BBC Legends – Rudolf Firkušný [Pictures at an Exhibition]

0 of 5 stars

Drei Klavierstücke, D946
Fantaisie et Toccata
Pictures at an Exhibition
Mazurka in C sharp minor, Op.63/3
Concert Etude

Rudolf Firkušný (piano)

Recorded 21 February 1980 in Queen Elizabeth Hall, London

Reviewed by: Colin Clarke

Reviewed: May 2008
BBCL 4238-2
Duration: 76 minutes



In his booklet-note, Jeremy Siepmann sums it up nicely, and succinctly, “Rudolf Firkušný never really had his due.” Firkušný’s musicianship is never in doubt. As an accompanist, he seemed the very definition of sensitivity – a DVD of a recital he and violinist Josef Suk gave (VAI 1401) bears eloquent testament to this. Firkušný was a pupil of Artur Schnabel and won the approbation of Alfred Cortot.

There is serenity in the Schubert that is entirely fitting, and that does not preclude excitement. Firkušný’s tone is warm and inviting, his fortes and accents entirely respectful of the piano’s capabilities. He tracks the music’s ebb and flow well, giving the more lyrical sections their due without opening out too much space. Simple motifs are never naive – here is, in fact, the very definition of the experienced artist bringing a lifetime of experience to bear. The opening of the second piece is the perfect example of this. Firkušný projects a sense of rightness of interpretation at all times. Recording-wise, there is some midrange muffling but it is not overly distracting.

Martinů’s Fantaisie et Toccata, which dates from 1940, was written for Firkušný (1912-1994); he recorded the work in 1980 for RCA. Heard live, there seems an almost volcanic underlying energy. Apparently the work was written while the composer and the pianist – Czech countrymen – were trying to escape occupied France, and there is indeed a discernible fevered quality in much of the piece. Firkušný is clearly on home turf here. The piece is, on one level, unpredictable, and yet Firkušný makes it all appear so inevitable. There is much virtuosity here, but never is it showy. The sudden slow end to the Fantaisie makes huge emotional impact before the angular, jerky Toccata is set into motion and probably the closest Martinů got to Prokofiev in its more motoric passages while balancing them by the beautiful-toned, lyric sections.

**EXERCISE INSTRUCTIONS**
- a) In the Firkušný recital review, what reason does it give for the fevered quality it hears in Martinů's Fantaisie et Toccata? Answer in one to three sentences.
- b) Please continue the Firkušný recital review from the end of the paragraph on Martinů's Fantaisie et Toccata.
You won't need the material that comes next for this work.

(Document layout detection data)
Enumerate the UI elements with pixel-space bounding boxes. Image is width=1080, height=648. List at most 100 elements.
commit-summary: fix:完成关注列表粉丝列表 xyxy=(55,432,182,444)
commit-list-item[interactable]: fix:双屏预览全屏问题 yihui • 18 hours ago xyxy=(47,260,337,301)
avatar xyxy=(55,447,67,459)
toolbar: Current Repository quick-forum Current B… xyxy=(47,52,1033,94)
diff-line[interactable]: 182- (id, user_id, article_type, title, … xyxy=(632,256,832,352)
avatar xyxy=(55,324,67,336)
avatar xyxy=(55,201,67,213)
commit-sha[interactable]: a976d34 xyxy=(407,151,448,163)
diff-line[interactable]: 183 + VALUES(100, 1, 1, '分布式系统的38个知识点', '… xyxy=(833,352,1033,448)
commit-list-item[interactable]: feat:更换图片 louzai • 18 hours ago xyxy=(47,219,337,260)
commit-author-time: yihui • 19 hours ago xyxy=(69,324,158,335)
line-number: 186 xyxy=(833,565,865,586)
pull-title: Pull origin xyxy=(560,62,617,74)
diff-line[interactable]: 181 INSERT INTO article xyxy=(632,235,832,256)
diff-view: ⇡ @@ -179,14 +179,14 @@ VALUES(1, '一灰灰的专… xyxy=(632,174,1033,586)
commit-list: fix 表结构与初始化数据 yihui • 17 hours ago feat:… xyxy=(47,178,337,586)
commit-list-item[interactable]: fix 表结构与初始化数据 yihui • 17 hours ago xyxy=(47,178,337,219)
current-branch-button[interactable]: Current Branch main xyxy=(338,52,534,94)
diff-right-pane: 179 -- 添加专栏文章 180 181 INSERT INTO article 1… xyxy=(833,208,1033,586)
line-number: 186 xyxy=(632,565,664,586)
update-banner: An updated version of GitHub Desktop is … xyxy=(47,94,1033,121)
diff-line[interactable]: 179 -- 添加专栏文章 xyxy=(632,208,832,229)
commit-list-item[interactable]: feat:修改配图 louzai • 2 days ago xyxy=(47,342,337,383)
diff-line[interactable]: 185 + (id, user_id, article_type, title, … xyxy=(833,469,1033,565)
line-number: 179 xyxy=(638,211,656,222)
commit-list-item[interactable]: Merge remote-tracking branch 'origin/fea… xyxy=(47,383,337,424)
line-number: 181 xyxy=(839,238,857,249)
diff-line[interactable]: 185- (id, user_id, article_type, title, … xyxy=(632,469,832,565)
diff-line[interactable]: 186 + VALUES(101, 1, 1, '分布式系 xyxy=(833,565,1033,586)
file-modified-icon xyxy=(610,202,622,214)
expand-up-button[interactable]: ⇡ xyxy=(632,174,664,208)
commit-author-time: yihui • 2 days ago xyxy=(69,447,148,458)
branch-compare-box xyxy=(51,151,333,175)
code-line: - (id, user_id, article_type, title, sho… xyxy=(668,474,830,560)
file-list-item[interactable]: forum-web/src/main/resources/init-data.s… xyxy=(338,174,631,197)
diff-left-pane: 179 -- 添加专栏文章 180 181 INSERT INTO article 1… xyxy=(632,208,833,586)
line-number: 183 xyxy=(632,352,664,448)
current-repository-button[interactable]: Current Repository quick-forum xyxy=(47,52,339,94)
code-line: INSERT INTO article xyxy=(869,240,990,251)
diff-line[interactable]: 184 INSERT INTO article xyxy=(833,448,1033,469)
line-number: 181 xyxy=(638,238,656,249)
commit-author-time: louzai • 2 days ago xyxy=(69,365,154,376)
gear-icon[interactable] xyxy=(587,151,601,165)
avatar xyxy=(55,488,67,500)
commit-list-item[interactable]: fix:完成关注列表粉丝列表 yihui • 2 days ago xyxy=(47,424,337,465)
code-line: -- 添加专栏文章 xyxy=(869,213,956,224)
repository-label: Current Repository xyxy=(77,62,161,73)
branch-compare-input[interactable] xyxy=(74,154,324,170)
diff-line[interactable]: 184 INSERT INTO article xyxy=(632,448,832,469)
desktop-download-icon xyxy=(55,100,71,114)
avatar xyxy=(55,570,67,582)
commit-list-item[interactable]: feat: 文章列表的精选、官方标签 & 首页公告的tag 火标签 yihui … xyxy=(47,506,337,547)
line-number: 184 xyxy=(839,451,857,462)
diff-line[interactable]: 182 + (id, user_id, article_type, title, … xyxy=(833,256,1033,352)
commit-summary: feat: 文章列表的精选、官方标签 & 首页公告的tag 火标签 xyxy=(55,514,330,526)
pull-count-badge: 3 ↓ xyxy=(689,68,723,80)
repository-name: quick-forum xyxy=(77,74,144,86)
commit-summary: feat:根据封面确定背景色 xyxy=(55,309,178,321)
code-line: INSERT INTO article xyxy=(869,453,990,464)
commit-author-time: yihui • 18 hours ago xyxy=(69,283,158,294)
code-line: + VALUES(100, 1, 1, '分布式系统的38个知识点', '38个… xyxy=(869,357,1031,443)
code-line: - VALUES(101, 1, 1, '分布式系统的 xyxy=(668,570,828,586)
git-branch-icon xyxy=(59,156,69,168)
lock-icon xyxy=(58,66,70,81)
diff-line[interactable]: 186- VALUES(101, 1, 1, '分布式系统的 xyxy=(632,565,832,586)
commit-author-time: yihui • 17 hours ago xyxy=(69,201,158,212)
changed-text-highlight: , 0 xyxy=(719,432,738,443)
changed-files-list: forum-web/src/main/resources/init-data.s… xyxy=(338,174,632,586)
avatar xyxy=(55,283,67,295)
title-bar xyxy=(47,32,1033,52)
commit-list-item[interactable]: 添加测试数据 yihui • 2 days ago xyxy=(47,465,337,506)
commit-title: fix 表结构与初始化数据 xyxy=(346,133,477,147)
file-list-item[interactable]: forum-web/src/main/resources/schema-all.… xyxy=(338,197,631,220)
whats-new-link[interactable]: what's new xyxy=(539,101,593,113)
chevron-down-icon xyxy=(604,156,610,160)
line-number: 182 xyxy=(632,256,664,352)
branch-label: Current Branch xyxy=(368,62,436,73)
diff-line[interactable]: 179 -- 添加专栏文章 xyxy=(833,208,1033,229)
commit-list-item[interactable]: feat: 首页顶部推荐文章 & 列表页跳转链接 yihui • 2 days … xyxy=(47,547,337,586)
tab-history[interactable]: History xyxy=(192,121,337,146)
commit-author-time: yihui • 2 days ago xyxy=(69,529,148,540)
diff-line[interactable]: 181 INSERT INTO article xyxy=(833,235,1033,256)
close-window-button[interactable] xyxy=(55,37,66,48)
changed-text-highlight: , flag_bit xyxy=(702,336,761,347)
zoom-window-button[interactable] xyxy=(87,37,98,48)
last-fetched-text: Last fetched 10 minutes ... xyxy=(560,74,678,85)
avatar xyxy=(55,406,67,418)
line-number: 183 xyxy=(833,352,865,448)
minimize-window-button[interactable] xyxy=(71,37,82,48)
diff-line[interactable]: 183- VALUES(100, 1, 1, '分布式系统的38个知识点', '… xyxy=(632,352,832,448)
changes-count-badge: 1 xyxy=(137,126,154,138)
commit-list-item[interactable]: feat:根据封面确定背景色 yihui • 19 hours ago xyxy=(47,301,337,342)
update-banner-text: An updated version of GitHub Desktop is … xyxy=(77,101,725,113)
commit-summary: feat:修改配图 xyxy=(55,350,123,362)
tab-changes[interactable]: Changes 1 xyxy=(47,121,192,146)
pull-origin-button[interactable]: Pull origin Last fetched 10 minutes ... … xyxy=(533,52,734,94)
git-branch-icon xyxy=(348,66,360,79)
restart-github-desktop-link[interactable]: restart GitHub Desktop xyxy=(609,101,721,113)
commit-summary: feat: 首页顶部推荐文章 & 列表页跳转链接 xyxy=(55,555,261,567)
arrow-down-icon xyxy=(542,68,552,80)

**ACTIVITY ANSWERS**
- a) The review says Martinů apparently wrote the work while he and Firkušný, who were both Czech, were trying to escape occupied France. It connects those circumstances to the discernible fevered quality in much of the piece.

- b)
Live performances of Pictures at an Exhibition must all surely be compared to Sviatoslav Richter’s superhuman Sofia account, and inevitably will be found lacking in terms of sheer granitic excitement. Yet Firkušný provides a stimulating, even impulsive version. ‘Gnomus’ is grand and broad, while ‘Tuileries’ is almost Impressionist in its palette (surely to contrast with the weighty ‘Bydlo’). Technically, there are some smudges, inevitable in a performance in which the artist has thrown caution to the wind (listen to ‘Limoges’). If his ‘Hut on Chicken’s Legs’ lives up to the Allegro con brio tempo indication, perhaps it misses some of the ‘feroce’ Mussorgsky also asks for. The final ‘Great Gate of Kiev’, though, exhibits all the requisite grandeur while honouring Mussorgsky’s alla breve designation. There is a small hint of tiredness in the final pages.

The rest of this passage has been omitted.